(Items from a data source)
......

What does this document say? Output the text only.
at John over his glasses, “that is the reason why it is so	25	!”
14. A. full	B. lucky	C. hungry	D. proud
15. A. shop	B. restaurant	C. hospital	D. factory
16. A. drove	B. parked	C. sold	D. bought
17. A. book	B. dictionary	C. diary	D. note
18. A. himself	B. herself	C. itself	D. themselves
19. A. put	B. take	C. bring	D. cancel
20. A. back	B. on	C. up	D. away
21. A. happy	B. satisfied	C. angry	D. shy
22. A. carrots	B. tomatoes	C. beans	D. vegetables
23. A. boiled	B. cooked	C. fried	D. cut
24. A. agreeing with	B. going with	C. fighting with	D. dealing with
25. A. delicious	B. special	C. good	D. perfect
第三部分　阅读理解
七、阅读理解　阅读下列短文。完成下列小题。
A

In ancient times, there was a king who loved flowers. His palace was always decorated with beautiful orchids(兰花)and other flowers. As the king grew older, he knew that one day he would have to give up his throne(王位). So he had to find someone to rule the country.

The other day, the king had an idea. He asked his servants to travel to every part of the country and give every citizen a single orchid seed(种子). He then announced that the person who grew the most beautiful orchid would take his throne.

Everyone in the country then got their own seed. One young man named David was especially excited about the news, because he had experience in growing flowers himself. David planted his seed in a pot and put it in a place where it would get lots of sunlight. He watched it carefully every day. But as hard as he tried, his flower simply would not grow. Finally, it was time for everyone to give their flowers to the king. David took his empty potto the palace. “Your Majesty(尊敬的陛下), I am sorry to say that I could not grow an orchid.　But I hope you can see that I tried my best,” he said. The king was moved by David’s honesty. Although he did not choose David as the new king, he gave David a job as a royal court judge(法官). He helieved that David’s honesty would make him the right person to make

......

(Exercise description)
Search the entries for the word "take" and pick out every line that holds it.

(Correct result)
19. A. put	B. take	C. bring	D. cancel
The other day, the king had an idea. He asked his servants to travel to every part of the country and give every citizen a single orchid seed(种子). He then announced that the person who grew the most beautiful orchid would take his throne.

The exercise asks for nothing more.